◆ STATED EXERCISE: Show, in full, each line of the data that contains "saja".
--------------------------------------------------
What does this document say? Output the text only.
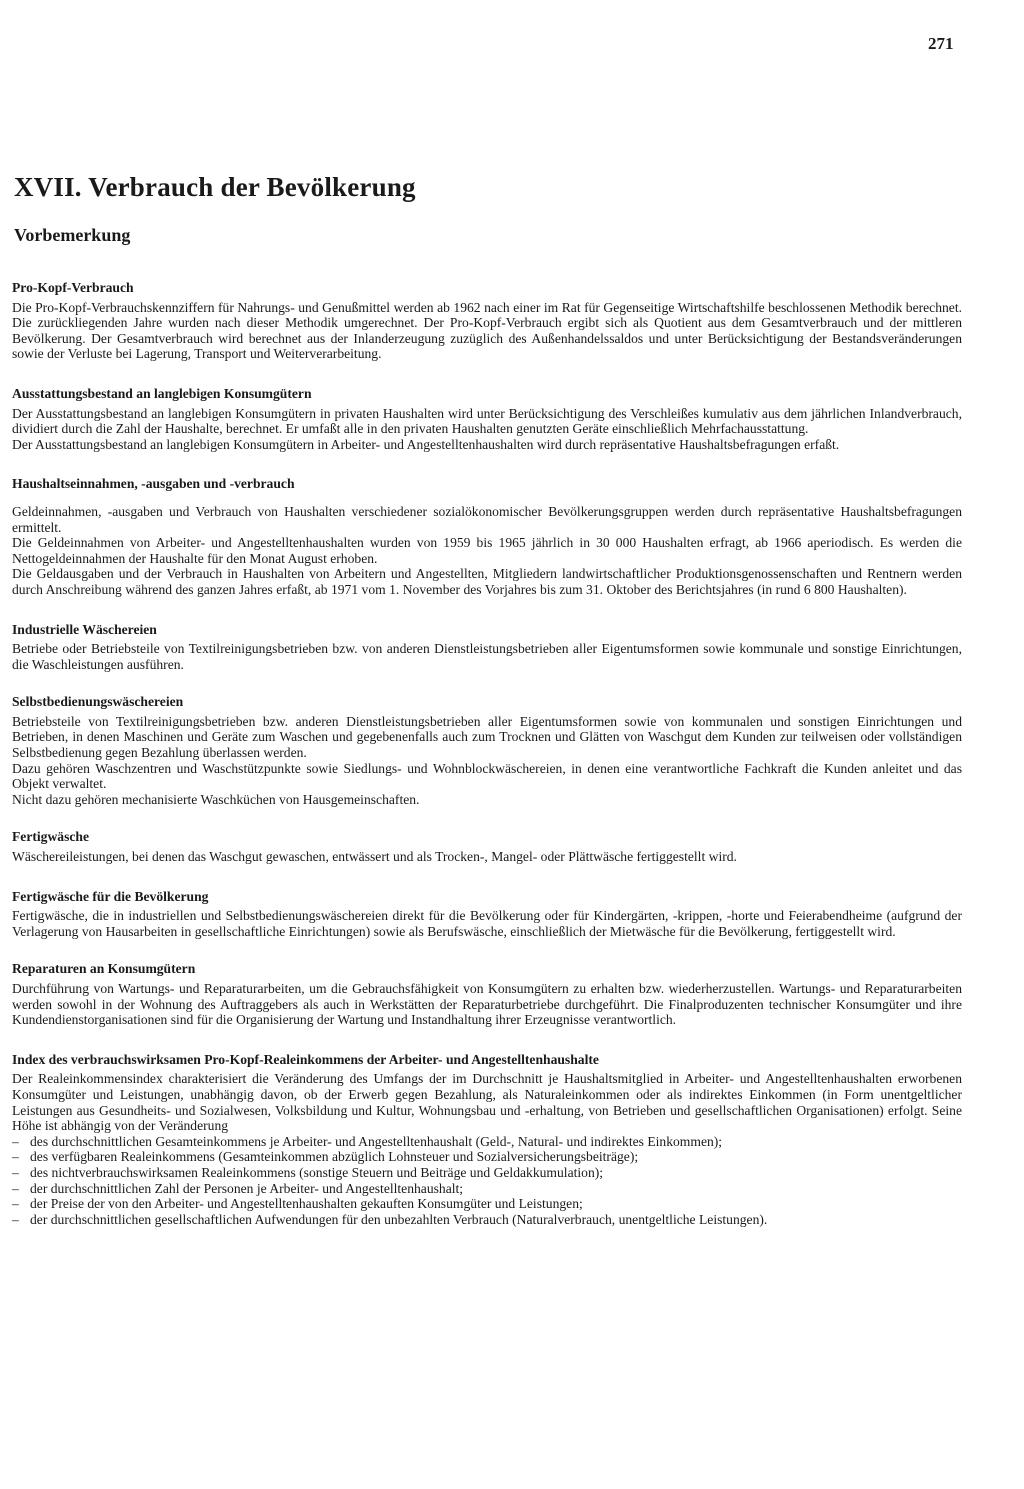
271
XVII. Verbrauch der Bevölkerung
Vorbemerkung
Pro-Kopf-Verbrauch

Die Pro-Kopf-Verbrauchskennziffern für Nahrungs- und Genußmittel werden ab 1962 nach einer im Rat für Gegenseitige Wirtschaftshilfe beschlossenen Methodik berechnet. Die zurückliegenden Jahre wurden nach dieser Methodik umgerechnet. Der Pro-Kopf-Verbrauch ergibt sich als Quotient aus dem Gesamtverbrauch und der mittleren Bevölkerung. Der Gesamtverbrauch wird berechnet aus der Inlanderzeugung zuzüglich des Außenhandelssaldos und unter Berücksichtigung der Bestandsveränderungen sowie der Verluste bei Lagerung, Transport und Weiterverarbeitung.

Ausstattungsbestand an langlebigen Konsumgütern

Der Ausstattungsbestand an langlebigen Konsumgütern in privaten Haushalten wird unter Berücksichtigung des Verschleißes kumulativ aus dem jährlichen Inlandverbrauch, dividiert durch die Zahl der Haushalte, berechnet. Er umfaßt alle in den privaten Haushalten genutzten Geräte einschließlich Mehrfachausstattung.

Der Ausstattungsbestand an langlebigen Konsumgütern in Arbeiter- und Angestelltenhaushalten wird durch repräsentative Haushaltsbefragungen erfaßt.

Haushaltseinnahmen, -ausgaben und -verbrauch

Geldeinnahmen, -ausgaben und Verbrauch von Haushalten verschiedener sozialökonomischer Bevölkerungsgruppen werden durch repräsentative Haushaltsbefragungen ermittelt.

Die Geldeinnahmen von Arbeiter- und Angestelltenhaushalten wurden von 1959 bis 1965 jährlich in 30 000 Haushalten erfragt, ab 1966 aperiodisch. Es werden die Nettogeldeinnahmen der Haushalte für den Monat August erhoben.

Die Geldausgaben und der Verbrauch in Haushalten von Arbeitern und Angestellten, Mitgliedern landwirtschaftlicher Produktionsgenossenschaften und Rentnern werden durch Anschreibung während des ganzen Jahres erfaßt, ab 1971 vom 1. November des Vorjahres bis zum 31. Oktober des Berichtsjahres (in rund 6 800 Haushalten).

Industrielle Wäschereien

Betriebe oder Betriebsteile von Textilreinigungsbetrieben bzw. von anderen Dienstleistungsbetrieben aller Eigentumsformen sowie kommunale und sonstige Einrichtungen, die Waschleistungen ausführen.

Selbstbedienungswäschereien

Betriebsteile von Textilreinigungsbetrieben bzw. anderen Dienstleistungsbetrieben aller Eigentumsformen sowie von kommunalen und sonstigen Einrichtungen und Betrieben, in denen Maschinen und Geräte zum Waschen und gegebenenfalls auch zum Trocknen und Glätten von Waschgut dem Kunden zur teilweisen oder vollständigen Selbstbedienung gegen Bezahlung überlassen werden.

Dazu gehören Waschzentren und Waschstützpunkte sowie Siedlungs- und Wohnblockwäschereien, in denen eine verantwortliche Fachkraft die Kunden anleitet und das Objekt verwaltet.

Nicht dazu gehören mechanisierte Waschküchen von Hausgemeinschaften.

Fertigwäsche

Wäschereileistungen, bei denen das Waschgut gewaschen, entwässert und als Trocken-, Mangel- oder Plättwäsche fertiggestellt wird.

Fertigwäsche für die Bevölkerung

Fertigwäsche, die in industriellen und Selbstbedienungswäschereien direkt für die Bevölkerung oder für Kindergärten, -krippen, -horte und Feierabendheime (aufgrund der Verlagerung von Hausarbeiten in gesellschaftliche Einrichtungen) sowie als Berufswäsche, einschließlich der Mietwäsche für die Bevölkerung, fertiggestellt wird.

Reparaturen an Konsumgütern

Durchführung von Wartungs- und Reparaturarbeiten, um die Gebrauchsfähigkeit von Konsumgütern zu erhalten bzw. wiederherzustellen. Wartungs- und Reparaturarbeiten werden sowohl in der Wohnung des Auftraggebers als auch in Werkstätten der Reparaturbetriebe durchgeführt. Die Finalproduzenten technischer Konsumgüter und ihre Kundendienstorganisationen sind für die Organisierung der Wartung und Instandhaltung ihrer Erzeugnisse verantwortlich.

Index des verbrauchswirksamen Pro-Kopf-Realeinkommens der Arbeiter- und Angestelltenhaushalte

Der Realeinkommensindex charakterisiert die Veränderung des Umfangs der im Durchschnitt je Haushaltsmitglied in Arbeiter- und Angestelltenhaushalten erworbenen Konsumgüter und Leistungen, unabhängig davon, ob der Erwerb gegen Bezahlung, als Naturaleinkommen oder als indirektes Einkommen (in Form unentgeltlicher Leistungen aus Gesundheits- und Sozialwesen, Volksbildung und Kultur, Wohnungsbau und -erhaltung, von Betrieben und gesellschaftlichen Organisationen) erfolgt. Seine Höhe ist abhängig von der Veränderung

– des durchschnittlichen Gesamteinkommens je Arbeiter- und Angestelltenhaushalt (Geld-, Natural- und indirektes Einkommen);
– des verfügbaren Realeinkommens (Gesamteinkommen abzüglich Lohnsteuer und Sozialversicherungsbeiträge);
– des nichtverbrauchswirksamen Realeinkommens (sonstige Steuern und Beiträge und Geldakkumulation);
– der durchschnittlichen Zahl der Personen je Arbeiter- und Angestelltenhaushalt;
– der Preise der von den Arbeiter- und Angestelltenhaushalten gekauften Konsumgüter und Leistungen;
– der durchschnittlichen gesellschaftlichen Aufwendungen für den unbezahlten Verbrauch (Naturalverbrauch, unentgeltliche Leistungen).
--------------------------------------------------
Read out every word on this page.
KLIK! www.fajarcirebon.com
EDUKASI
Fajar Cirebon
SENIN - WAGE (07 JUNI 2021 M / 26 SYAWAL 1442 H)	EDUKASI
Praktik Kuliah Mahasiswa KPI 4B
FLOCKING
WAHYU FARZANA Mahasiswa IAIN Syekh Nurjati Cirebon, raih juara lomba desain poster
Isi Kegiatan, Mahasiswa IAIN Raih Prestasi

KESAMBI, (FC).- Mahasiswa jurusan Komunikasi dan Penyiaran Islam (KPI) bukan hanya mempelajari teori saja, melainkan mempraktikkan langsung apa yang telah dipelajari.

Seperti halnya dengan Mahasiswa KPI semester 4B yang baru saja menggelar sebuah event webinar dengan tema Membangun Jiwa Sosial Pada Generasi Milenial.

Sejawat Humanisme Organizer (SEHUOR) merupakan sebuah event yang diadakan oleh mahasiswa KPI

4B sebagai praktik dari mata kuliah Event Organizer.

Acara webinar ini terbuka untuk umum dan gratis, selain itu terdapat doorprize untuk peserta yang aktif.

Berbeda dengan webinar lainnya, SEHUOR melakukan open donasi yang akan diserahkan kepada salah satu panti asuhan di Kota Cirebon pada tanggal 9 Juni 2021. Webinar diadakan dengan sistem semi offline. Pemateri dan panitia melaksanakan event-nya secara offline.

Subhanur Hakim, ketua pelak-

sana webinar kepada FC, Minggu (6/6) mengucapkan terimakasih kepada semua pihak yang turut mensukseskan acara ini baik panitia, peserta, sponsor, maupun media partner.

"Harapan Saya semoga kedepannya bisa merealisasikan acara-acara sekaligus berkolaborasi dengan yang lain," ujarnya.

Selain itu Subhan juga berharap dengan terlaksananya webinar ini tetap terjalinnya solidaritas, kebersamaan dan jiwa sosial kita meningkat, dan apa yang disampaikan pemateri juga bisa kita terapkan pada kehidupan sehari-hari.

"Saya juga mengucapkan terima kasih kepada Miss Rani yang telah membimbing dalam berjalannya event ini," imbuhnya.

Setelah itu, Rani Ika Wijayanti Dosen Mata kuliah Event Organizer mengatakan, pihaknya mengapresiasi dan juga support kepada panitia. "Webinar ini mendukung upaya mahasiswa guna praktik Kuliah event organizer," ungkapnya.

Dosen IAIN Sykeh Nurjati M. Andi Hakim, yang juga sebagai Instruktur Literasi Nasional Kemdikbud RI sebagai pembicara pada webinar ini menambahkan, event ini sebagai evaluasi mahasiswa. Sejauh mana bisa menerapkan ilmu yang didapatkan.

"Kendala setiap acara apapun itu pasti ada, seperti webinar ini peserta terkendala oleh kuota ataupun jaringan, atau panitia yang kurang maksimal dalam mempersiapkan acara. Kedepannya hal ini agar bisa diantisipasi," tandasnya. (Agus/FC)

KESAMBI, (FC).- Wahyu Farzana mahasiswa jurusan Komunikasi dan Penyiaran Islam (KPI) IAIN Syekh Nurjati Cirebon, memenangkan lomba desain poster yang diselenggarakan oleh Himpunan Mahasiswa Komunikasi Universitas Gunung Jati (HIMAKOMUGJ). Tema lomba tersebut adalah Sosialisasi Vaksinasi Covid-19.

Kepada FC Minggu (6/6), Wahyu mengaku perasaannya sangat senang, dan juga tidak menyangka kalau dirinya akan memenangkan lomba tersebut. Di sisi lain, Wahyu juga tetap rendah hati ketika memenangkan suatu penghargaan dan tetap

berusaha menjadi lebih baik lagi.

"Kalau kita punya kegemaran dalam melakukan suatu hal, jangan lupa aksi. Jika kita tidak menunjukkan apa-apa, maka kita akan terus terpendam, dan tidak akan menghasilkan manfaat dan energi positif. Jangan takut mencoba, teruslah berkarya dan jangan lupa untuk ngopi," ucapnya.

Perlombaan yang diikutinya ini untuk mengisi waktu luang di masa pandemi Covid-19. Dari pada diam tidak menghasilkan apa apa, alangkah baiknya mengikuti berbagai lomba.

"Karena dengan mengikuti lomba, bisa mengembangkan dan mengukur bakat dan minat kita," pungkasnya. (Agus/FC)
--------------------------------------------------
◆ FULL ANSWER:
KESAMBI, (FC).- Mahasiswa jurusan Komunikasi dan Penyiaran Islam (KPI) bukan hanya mempelajari teori saja, melainkan mempraktikkan langsung apa yang telah dipelajari.
Seperti halnya dengan Mahasiswa KPI semester 4B yang baru saja menggelar sebuah event webinar dengan tema Membangun Jiwa Sosial Pada Generasi Milenial.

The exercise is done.